BEGIN Data records

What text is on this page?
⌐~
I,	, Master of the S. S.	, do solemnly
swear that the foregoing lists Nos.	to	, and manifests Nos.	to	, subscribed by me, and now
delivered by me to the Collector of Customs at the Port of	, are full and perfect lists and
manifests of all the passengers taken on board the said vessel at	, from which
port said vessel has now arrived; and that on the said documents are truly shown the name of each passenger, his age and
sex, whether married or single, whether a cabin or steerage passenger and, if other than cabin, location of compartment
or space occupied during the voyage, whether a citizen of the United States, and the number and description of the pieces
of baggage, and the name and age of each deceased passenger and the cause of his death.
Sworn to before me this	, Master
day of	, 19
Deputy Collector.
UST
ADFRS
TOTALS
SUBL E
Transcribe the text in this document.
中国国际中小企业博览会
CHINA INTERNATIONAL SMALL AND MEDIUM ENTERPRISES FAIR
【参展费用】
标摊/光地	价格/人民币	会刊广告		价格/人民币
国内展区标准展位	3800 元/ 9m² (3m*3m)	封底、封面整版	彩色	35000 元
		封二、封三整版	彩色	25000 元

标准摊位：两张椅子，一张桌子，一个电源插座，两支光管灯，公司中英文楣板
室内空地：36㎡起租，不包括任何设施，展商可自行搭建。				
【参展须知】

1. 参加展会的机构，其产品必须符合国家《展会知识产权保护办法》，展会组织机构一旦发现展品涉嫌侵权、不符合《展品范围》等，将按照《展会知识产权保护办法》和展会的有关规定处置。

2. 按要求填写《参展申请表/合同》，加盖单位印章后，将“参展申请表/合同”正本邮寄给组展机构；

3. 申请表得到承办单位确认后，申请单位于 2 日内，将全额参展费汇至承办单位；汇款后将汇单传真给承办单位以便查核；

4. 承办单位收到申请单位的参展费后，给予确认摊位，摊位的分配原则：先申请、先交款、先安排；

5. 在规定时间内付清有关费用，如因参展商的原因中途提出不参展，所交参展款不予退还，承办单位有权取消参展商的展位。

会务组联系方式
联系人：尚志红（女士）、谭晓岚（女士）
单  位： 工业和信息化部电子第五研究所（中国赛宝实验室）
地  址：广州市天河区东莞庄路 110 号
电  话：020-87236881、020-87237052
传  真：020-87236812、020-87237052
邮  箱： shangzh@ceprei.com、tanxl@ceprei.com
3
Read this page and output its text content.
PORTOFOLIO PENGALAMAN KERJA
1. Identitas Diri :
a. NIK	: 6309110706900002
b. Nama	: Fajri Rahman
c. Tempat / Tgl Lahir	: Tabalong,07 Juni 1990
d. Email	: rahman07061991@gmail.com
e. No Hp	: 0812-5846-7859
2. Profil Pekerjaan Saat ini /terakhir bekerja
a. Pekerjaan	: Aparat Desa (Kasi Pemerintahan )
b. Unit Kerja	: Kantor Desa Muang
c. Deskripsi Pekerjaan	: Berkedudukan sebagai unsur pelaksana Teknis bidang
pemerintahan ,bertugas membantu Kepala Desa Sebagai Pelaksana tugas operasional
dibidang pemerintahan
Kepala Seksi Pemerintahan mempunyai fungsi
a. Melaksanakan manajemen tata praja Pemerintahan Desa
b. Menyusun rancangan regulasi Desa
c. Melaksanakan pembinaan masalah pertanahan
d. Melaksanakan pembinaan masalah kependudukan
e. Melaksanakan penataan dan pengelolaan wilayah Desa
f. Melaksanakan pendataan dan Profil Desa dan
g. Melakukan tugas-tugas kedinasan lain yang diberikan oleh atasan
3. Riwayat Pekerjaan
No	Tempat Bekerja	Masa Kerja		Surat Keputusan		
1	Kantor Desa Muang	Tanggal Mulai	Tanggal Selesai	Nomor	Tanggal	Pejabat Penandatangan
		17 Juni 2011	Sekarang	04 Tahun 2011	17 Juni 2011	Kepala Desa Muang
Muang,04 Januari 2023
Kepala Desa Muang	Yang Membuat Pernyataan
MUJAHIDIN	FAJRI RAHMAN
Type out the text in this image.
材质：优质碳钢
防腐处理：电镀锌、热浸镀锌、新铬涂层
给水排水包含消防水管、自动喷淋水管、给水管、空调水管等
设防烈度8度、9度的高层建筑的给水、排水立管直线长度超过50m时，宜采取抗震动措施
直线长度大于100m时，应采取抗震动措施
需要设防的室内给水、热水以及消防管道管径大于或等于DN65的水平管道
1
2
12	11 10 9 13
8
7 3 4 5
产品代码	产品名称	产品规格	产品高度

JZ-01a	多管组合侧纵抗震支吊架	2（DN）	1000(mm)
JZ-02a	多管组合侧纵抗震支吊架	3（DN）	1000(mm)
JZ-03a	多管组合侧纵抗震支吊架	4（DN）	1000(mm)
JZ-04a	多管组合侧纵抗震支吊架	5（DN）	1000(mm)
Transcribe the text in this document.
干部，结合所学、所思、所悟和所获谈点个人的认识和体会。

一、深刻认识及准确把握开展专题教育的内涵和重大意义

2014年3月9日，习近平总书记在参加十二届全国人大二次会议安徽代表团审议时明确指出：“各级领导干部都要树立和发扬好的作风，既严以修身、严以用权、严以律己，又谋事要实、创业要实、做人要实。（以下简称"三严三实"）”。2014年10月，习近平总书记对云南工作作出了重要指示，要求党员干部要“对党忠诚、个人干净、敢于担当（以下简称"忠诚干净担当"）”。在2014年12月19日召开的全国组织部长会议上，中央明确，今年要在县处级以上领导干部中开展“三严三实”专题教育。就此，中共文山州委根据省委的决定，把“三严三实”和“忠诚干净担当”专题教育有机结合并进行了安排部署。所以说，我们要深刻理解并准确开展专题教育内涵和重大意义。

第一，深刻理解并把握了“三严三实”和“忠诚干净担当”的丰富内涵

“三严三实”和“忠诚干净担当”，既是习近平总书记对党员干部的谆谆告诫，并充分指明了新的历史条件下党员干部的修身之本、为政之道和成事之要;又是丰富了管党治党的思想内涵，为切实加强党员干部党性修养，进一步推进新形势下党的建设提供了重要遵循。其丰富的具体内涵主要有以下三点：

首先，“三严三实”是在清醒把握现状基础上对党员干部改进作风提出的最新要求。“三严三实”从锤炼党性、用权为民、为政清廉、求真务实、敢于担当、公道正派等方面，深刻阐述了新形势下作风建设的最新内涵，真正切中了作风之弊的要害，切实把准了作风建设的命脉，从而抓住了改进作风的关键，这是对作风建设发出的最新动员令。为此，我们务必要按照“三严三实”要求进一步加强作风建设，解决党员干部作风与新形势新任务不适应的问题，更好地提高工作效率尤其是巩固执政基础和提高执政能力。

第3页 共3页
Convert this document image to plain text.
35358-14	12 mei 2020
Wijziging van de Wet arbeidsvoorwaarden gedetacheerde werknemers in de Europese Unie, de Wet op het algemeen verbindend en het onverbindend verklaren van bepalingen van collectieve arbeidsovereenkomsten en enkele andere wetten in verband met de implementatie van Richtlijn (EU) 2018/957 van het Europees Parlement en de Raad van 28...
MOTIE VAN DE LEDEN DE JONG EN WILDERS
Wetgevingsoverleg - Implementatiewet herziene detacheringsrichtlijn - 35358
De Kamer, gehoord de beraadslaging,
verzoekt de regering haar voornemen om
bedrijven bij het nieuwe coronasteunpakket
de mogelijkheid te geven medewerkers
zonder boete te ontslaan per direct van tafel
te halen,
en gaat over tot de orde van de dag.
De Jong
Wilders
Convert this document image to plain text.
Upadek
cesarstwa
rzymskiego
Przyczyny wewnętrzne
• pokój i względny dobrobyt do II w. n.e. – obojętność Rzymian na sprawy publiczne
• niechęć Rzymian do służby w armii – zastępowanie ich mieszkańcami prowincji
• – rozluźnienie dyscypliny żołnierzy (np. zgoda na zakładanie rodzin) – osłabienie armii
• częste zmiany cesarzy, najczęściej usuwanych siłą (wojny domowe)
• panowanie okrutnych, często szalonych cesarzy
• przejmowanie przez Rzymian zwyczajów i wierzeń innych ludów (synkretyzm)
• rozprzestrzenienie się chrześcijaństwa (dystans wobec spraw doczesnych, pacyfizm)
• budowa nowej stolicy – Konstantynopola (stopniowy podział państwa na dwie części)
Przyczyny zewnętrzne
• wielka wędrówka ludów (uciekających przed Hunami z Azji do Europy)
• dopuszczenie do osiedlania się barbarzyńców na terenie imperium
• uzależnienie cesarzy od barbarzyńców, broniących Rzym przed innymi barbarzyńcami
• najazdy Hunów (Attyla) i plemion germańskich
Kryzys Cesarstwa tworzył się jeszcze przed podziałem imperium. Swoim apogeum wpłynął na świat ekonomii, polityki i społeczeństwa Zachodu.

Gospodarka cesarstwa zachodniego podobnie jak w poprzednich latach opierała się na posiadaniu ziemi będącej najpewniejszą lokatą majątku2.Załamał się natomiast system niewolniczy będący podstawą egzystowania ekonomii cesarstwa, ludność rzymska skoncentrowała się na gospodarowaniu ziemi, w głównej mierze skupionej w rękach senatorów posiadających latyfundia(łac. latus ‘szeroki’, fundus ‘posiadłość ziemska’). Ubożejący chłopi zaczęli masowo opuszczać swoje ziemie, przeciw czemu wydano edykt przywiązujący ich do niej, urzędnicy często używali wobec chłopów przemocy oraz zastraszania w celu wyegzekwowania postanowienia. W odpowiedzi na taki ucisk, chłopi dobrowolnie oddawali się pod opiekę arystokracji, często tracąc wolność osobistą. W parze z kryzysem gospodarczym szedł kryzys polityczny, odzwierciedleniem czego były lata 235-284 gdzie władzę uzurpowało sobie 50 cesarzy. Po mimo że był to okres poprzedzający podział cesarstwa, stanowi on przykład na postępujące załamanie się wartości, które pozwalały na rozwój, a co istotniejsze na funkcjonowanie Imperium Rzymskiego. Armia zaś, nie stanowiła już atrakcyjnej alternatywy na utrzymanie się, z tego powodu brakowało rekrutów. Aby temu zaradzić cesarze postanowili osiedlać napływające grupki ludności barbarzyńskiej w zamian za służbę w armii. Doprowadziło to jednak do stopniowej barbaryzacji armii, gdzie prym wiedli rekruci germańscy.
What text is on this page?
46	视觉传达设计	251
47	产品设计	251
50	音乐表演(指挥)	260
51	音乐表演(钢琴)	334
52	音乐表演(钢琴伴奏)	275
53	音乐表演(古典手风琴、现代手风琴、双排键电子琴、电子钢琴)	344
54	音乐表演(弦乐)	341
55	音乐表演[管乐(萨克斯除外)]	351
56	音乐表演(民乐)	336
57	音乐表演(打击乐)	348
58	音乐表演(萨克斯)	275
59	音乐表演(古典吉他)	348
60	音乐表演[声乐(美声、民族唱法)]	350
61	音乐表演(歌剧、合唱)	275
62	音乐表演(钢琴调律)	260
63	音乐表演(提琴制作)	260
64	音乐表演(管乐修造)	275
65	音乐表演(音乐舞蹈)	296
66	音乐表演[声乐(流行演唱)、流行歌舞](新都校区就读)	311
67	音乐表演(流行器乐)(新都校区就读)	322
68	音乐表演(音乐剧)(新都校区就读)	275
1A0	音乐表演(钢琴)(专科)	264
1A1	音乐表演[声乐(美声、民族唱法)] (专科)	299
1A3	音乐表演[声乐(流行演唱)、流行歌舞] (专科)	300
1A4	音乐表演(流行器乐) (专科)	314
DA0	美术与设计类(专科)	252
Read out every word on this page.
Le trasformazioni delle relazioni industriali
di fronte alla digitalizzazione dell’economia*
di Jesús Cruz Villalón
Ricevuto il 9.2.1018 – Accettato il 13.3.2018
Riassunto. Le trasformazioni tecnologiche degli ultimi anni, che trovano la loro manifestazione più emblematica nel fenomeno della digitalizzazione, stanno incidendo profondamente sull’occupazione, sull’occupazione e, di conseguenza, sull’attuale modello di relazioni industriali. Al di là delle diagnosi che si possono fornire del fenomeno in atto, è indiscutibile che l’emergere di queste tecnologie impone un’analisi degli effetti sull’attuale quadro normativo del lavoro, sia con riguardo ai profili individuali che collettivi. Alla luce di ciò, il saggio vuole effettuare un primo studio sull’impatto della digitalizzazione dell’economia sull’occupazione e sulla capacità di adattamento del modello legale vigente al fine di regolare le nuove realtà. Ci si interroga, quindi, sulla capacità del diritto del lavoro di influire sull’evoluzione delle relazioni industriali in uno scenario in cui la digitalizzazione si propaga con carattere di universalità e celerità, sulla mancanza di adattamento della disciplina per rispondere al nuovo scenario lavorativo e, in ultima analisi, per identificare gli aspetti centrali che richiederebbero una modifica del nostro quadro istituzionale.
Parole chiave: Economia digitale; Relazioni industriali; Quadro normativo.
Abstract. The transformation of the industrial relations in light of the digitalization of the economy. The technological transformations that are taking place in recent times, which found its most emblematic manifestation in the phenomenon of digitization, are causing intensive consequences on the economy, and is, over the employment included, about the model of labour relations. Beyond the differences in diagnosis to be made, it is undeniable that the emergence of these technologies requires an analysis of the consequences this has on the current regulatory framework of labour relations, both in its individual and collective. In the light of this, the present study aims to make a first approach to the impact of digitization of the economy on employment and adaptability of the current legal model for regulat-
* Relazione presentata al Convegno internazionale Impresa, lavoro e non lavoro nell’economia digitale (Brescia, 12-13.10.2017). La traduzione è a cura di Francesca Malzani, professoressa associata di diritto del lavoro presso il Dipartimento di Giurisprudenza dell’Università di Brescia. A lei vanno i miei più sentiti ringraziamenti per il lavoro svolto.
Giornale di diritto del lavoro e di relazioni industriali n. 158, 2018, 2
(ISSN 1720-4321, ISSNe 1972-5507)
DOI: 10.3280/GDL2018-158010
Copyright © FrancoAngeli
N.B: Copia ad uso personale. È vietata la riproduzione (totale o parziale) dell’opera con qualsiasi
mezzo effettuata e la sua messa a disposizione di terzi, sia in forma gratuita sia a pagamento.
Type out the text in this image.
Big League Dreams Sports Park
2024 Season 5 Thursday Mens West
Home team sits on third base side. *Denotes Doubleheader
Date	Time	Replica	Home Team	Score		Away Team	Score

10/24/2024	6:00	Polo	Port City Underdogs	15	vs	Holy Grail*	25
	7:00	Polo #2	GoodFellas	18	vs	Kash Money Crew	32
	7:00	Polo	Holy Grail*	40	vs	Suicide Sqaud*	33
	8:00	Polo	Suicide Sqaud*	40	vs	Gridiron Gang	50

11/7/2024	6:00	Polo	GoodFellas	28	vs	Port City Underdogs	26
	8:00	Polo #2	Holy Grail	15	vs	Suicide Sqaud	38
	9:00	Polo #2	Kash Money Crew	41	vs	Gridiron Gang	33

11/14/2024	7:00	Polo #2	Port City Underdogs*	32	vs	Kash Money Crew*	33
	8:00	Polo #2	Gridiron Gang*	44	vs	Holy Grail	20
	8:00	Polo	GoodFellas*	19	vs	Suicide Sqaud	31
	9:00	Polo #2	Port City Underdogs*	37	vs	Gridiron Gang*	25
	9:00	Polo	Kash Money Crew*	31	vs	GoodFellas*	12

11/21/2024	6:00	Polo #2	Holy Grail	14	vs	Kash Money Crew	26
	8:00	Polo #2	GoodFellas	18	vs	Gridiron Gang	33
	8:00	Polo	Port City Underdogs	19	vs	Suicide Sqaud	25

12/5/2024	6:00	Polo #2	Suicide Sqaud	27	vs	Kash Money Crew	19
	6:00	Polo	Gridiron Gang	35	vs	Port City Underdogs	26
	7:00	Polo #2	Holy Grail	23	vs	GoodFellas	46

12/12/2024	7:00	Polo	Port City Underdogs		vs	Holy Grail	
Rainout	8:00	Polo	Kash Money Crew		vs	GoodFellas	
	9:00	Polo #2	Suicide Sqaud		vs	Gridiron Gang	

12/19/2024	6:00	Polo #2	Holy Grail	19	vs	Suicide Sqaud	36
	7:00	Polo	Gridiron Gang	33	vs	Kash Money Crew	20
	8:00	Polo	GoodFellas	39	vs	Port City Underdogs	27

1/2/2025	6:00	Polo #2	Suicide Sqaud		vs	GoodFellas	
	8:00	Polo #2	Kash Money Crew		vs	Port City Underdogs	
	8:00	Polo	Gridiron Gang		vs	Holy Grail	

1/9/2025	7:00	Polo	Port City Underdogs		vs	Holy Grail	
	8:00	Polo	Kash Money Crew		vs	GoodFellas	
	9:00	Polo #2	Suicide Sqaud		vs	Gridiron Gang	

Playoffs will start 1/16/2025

END Data records

> _Task objective_
Extract all lines containing the word "忠诚干净担当".

> _Written reply_
2014年3月9日，习近平总书记在参加十二届全国人大二次会议安徽代表团审议时明确指出：“各级领导干部都要树立和发扬好的作风，既严以修身、严以用权、严以律己，又谋事要实、创业要实、做人要实。（以下简称"三严三实"）”。2014年10月，习近平总书记对云南工作作出了重要指示，要求党员干部要“对党忠诚、个人干净、敢于担当（以下简称"忠诚干净担当"）”。在2014年12月19日召开的全国组织部长会议上，中央明确，今年要在县处级以上领导干部中开展“三严三实”专题教育。就此，中共文山州委根据省委的决定，把“三严三实”和“忠诚干净担当”专题教育有机结合并进行了安排部署。所以说，我们要深刻理解并准确开展专题教育内涵和重大意义。
第一，深刻理解并把握了“三严三实”和“忠诚干净担当”的丰富内涵
“三严三实”和“忠诚干净担当”，既是习近平总书记对党员干部的谆谆告诫，并充分指明了新的历史条件下党员干部的修身之本、为政之道和成事之要;又是丰富了管党治党的思想内涵，为切实加强党员干部党性修养，进一步推进新形势下党的建设提供了重要遵循。其丰富的具体内涵主要有以下三点：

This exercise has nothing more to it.